Set problem
Leave out the pictures and return every entry exactly as it appears.

======== Data extract

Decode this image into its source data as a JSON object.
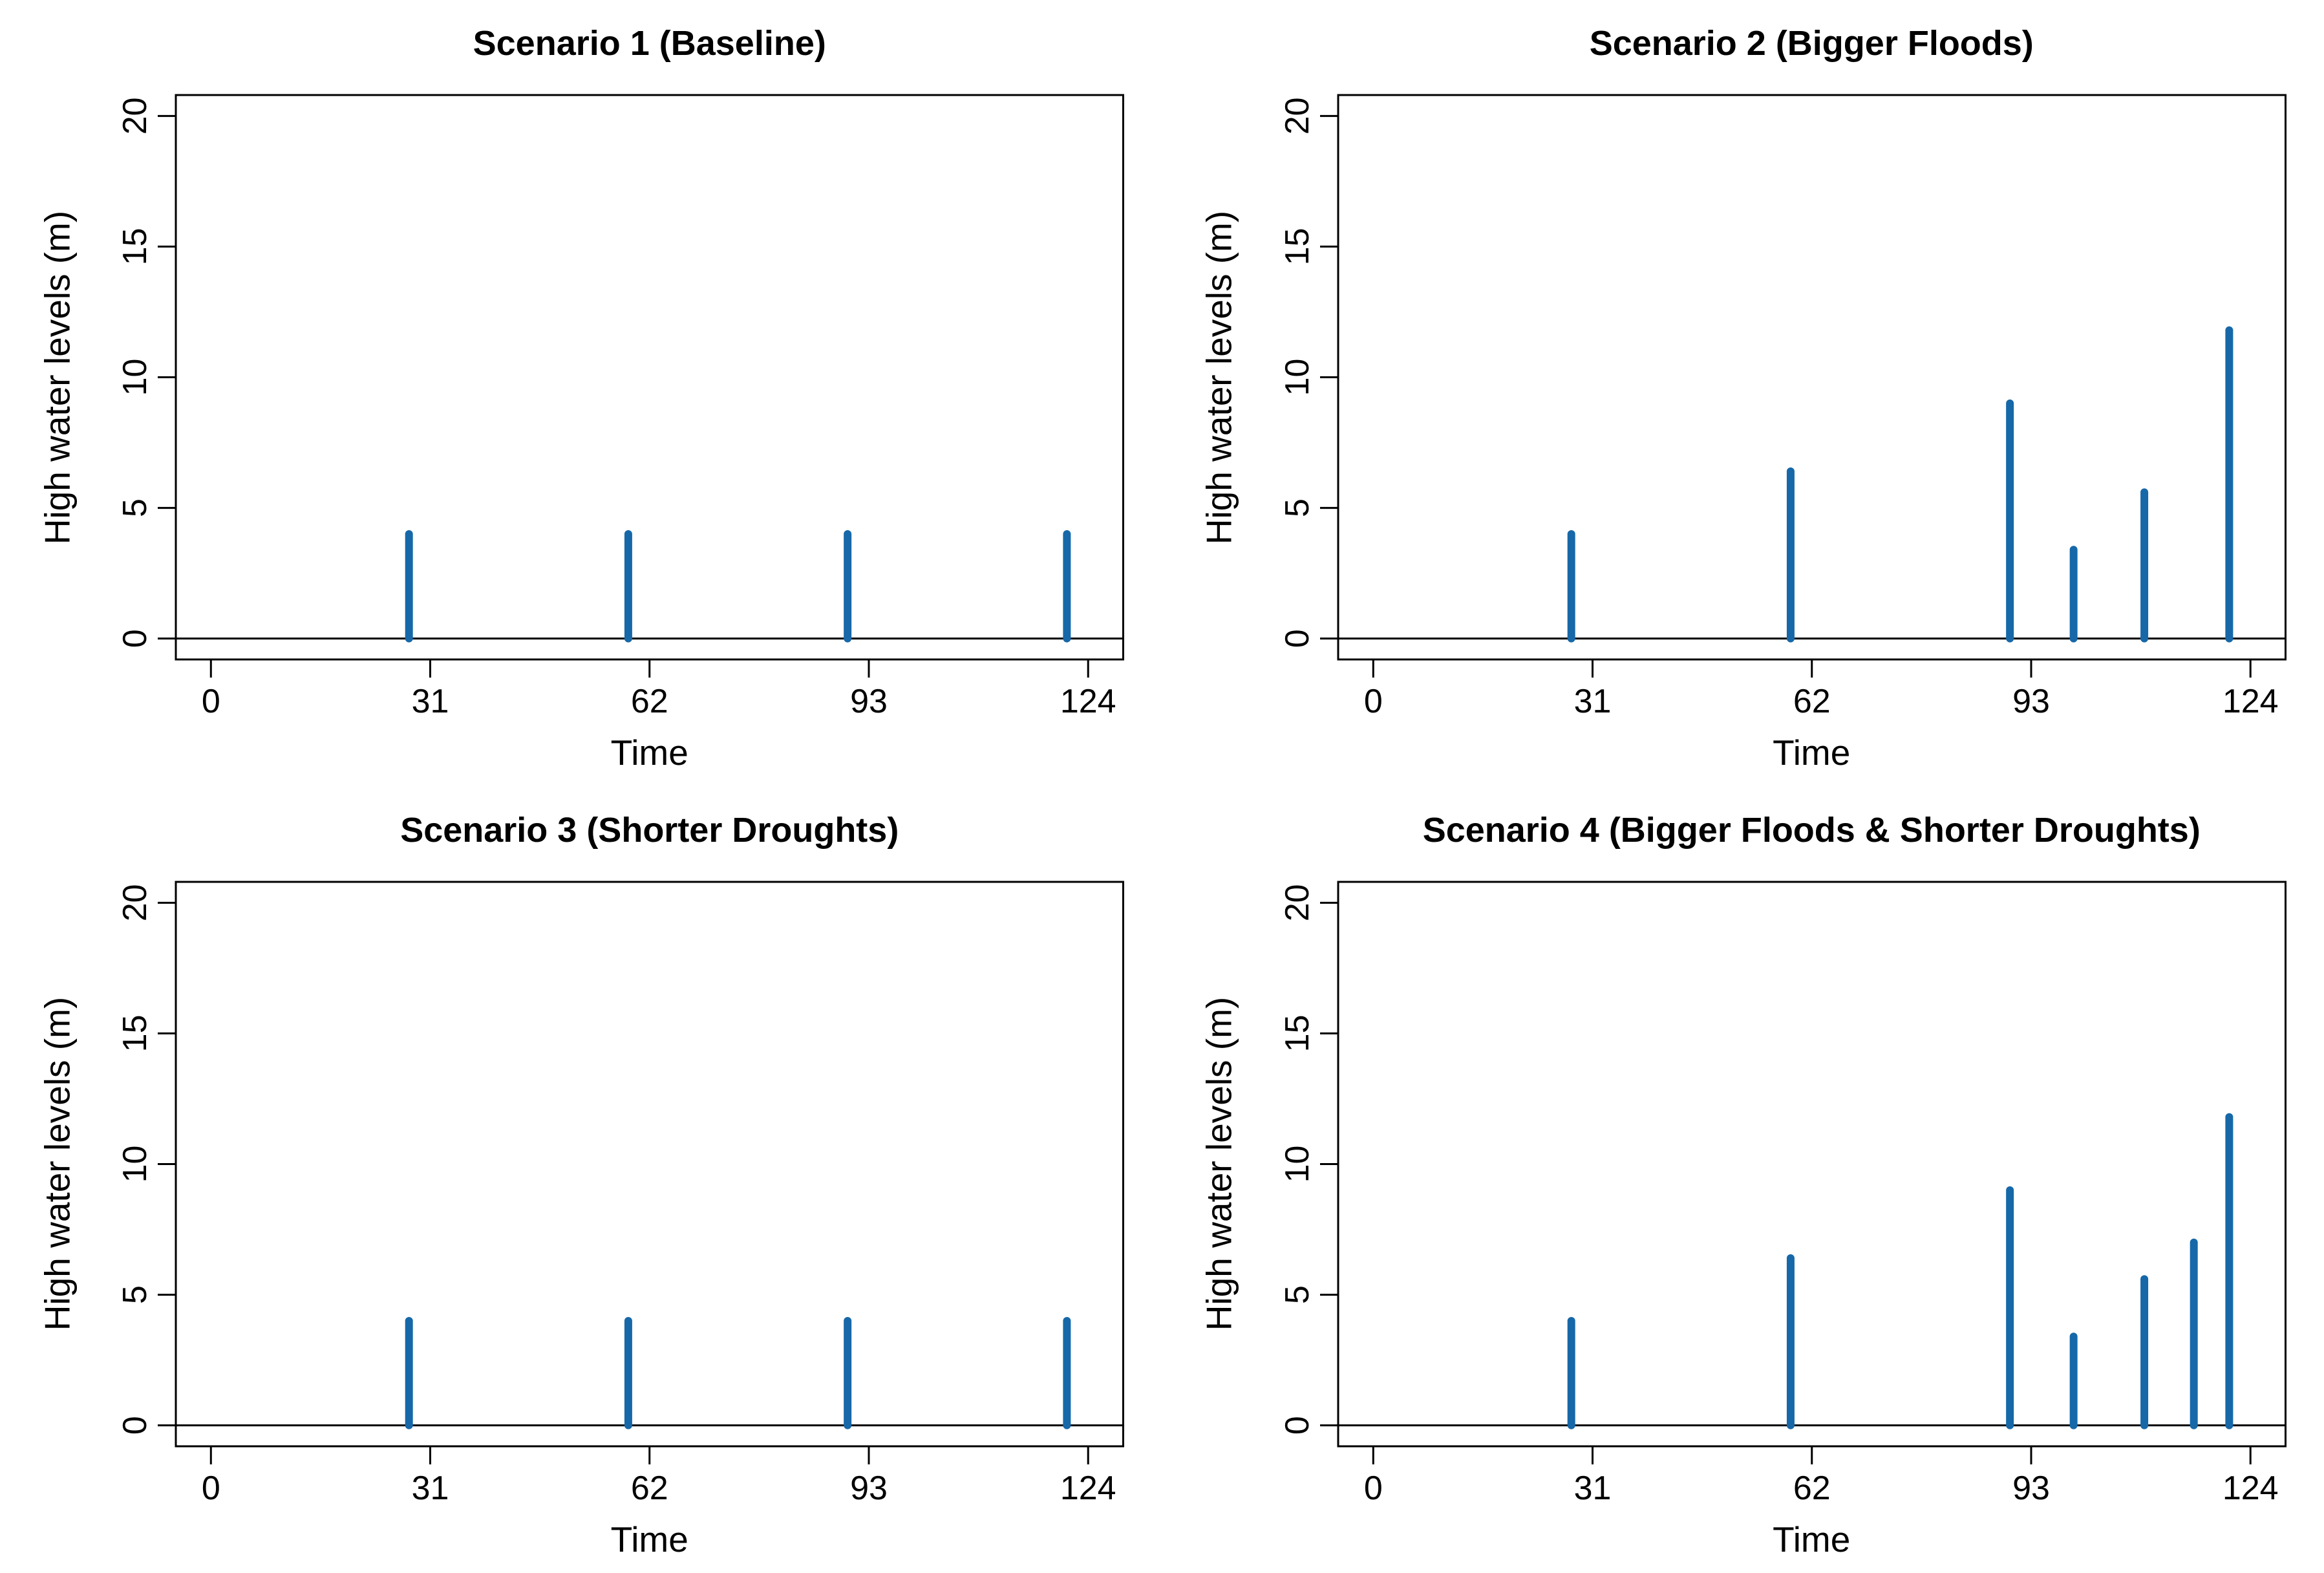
{
  "figure": {
    "background": "#ffffff",
    "axis_color": "#000000",
    "text_color": "#000000",
    "spike_color": "#1668a8"
  },
  "chart_data": [
    {
      "type": "bar",
      "style": "stem",
      "title": "Scenario 1 (Baseline)",
      "xlabel": "Time",
      "ylabel": "High water levels (m)",
      "xlim": [
        0,
        124
      ],
      "ylim": [
        0,
        20
      ],
      "x_ticks": [
        0,
        31,
        62,
        93,
        124
      ],
      "y_ticks": [
        0,
        5,
        10,
        15,
        20
      ],
      "grid": false,
      "legend": null,
      "x": [
        28,
        59,
        90,
        121
      ],
      "values": [
        4.0,
        4.0,
        4.0,
        4.0
      ]
    },
    {
      "type": "bar",
      "style": "stem",
      "title": "Scenario 2 (Bigger Floods)",
      "xlabel": "Time",
      "ylabel": "High water levels (m)",
      "xlim": [
        0,
        124
      ],
      "ylim": [
        0,
        20
      ],
      "x_ticks": [
        0,
        31,
        62,
        93,
        124
      ],
      "y_ticks": [
        0,
        5,
        10,
        15,
        20
      ],
      "grid": false,
      "legend": null,
      "x": [
        28,
        59,
        90,
        99,
        109,
        121
      ],
      "values": [
        4.0,
        6.4,
        9.0,
        3.4,
        5.6,
        11.8
      ]
    },
    {
      "type": "bar",
      "style": "stem",
      "title": "Scenario 3 (Shorter Droughts)",
      "xlabel": "Time",
      "ylabel": "High water levels (m)",
      "xlim": [
        0,
        124
      ],
      "ylim": [
        0,
        20
      ],
      "x_ticks": [
        0,
        31,
        62,
        93,
        124
      ],
      "y_ticks": [
        0,
        5,
        10,
        15,
        20
      ],
      "grid": false,
      "legend": null,
      "x": [
        28,
        59,
        90,
        121
      ],
      "values": [
        4.0,
        4.0,
        4.0,
        4.0
      ]
    },
    {
      "type": "bar",
      "style": "stem",
      "title": "Scenario 4 (Bigger Floods & Shorter Droughts)",
      "xlabel": "Time",
      "ylabel": "High water levels (m)",
      "xlim": [
        0,
        124
      ],
      "ylim": [
        0,
        20
      ],
      "x_ticks": [
        0,
        31,
        62,
        93,
        124
      ],
      "y_ticks": [
        0,
        5,
        10,
        15,
        20
      ],
      "grid": false,
      "legend": null,
      "x": [
        28,
        59,
        90,
        99,
        109,
        116,
        121
      ],
      "values": [
        4.0,
        6.4,
        9.0,
        3.4,
        5.6,
        7.0,
        11.8
      ]
    }
  ]
}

================

The output
Decode this image into its source data as a JSON object.
{
  "figure": {
    "background": "#ffffff",
    "axis_color": "#000000",
    "text_color": "#000000",
    "spike_color": "#1668a8"
  },
  "chart_data": [
    {
      "type": "bar",
      "style": "stem",
      "title": "Scenario 1 (Baseline)",
      "xlabel": "Time",
      "ylabel": "High water levels (m)",
      "xlim": [
        0,
        124
      ],
      "ylim": [
        0,
        20
      ],
      "x_ticks": [
        0,
        31,
        62,
        93,
        124
      ],
      "y_ticks": [
        0,
        5,
        10,
        15,
        20
      ],
      "grid": false,
      "legend": null,
      "x": [
        28,
        59,
        90,
        121
      ],
      "values": [
        4.0,
        4.0,
        4.0,
        4.0
      ]
    },
    {
      "type": "bar",
      "style": "stem",
      "title": "Scenario 2 (Bigger Floods)",
      "xlabel": "Time",
      "ylabel": "High water levels (m)",
      "xlim": [
        0,
        124
      ],
      "ylim": [
        0,
        20
      ],
      "x_ticks": [
        0,
        31,
        62,
        93,
        124
      ],
      "y_ticks": [
        0,
        5,
        10,
        15,
        20
      ],
      "grid": false,
      "legend": null,
      "x": [
        28,
        59,
        90,
        99,
        109,
        121
      ],
      "values": [
        4.0,
        6.4,
        9.0,
        3.4,
        5.6,
        11.8
      ]
    },
    {
      "type": "bar",
      "style": "stem",
      "title": "Scenario 3 (Shorter Droughts)",
      "xlabel": "Time",
      "ylabel": "High water levels (m)",
      "xlim": [
        0,
        124
      ],
      "ylim": [
        0,
        20
      ],
      "x_ticks": [
        0,
        31,
        62,
        93,
        124
      ],
      "y_ticks": [
        0,
        5,
        10,
        15,
        20
      ],
      "grid": false,
      "legend": null,
      "x": [
        28,
        59,
        90,
        121
      ],
      "values": [
        4.0,
        4.0,
        4.0,
        4.0
      ]
    },
    {
      "type": "bar",
      "style": "stem",
      "title": "Scenario 4 (Bigger Floods & Shorter Droughts)",
      "xlabel": "Time",
      "ylabel": "High water levels (m)",
      "xlim": [
        0,
        124
      ],
      "ylim": [
        0,
        20
      ],
      "x_ticks": [
        0,
        31,
        62,
        93,
        124
      ],
      "y_ticks": [
        0,
        5,
        10,
        15,
        20
      ],
      "grid": false,
      "legend": null,
      "x": [
        28,
        59,
        90,
        99,
        109,
        116,
        121
      ],
      "values": [
        4.0,
        6.4,
        9.0,
        3.4,
        5.6,
        7.0,
        11.8
      ]
    }
  ]
}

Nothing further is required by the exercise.